*Task goal:* Set down each line of the material that follows, exactly, with no pictures.

(Saved entries)
====================

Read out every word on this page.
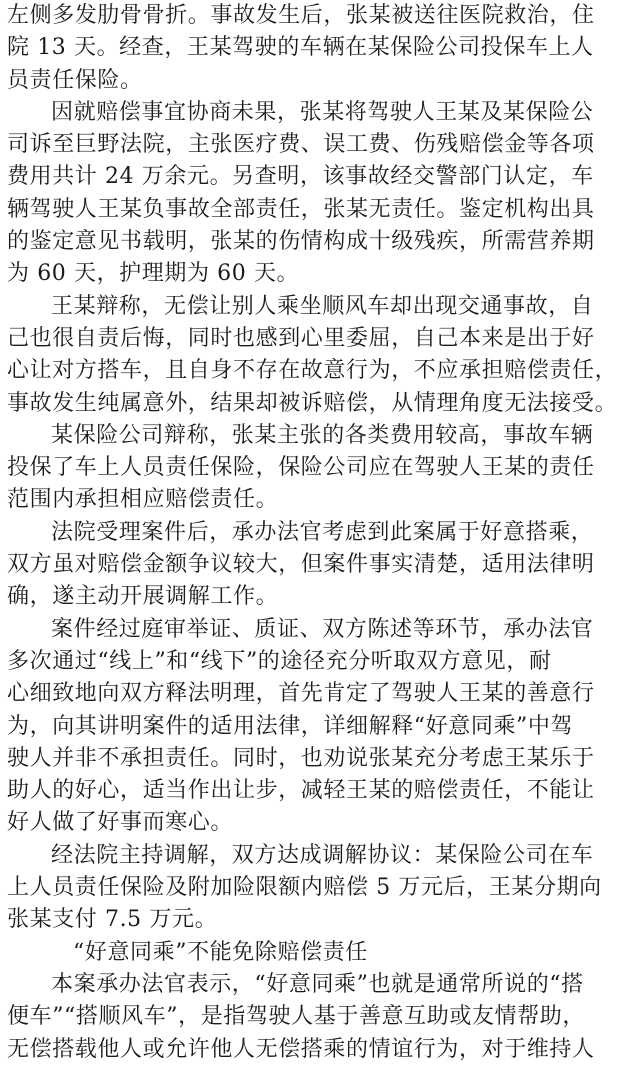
左侧多发肋骨骨折。事故发生后，张某被送往医院救治，住
院 13 天。经查，王某驾驶的车辆在某保险公司投保车上人
员责任保险。
因就赔偿事宜协商未果，张某将驾驶人王某及某保险公
司诉至巨野法院，主张医疗费、误工费、伤残赔偿金等各项
费用共计 24 万余元。另查明，该事故经交警部门认定，车
辆驾驶人王某负事故全部责任，张某无责任。鉴定机构出具
的鉴定意见书载明，张某的伤情构成十级残疾，所需营养期
为 60 天，护理期为 60 天。
王某辩称，无偿让别人乘坐顺风车却出现交通事故，自
己也很自责后悔，同时也感到心里委屈，自己本来是出于好
心让对方搭车，且自身不存在故意行为，不应承担赔偿责任，
事故发生纯属意外，结果却被诉赔偿，从情理角度无法接受。
某保险公司辩称，张某主张的各类费用较高，事故车辆
投保了车上人员责任保险，保险公司应在驾驶人王某的责任
范围内承担相应赔偿责任。
法院受理案件后，承办法官考虑到此案属于好意搭乘，
双方虽对赔偿金额争议较大，但案件事实清楚，适用法律明
确，遂主动开展调解工作。
案件经过庭审举证、质证、双方陈述等环节，承办法官
多次通过“线上”和“线下”的途径充分听取双方意见，耐
心细致地向双方释法明理，首先肯定了驾驶人王某的善意行
为，向其讲明案件的适用法律，详细解释“好意同乘”中驾
驶人并非不承担责任。同时，也劝说张某充分考虑王某乐于
助人的好心，适当作出让步，减轻王某的赔偿责任，不能让
好人做了好事而寒心。
经法院主持调解，双方达成调解协议：某保险公司在车
上人员责任保险及附加险限额内赔偿 5 万元后，王某分期向
张某支付 7.5 万元。
“好意同乘”不能免除赔偿责任
本案承办法官表示，“好意同乘”也就是通常所说的“搭
便车”“搭顺风车”，是指驾驶人基于善意互助或友情帮助，
无偿搭载他人或允许他人无偿搭乘的情谊行为，对于维持人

====================

*Exercise output:*
Read out every word on this page.
左侧多发肋骨骨折。事故发生后，张某被送往医院救治，住
院 13 天。经查，王某驾驶的车辆在某保险公司投保车上人
员责任保险。
因就赔偿事宜协商未果，张某将驾驶人王某及某保险公
司诉至巨野法院，主张医疗费、误工费、伤残赔偿金等各项
费用共计 24 万余元。另查明，该事故经交警部门认定，车
辆驾驶人王某负事故全部责任，张某无责任。鉴定机构出具
的鉴定意见书载明，张某的伤情构成十级残疾，所需营养期
为 60 天，护理期为 60 天。
王某辩称，无偿让别人乘坐顺风车却出现交通事故，自
己也很自责后悔，同时也感到心里委屈，自己本来是出于好
心让对方搭车，且自身不存在故意行为，不应承担赔偿责任，
事故发生纯属意外，结果却被诉赔偿，从情理角度无法接受。
某保险公司辩称，张某主张的各类费用较高，事故车辆
投保了车上人员责任保险，保险公司应在驾驶人王某的责任
范围内承担相应赔偿责任。
法院受理案件后，承办法官考虑到此案属于好意搭乘，
双方虽对赔偿金额争议较大，但案件事实清楚，适用法律明
确，遂主动开展调解工作。
案件经过庭审举证、质证、双方陈述等环节，承办法官
多次通过“线上”和“线下”的途径充分听取双方意见，耐
心细致地向双方释法明理，首先肯定了驾驶人王某的善意行
为，向其讲明案件的适用法律，详细解释“好意同乘”中驾
驶人并非不承担责任。同时，也劝说张某充分考虑王某乐于
助人的好心，适当作出让步，减轻王某的赔偿责任，不能让
好人做了好事而寒心。
经法院主持调解，双方达成调解协议：某保险公司在车
上人员责任保险及附加险限额内赔偿 5 万元后，王某分期向
张某支付 7.5 万元。
“好意同乘”不能免除赔偿责任
本案承办法官表示，“好意同乘”也就是通常所说的“搭
便车”“搭顺风车”，是指驾驶人基于善意互助或友情帮助，
无偿搭载他人或允许他人无偿搭乘的情谊行为，对于维持人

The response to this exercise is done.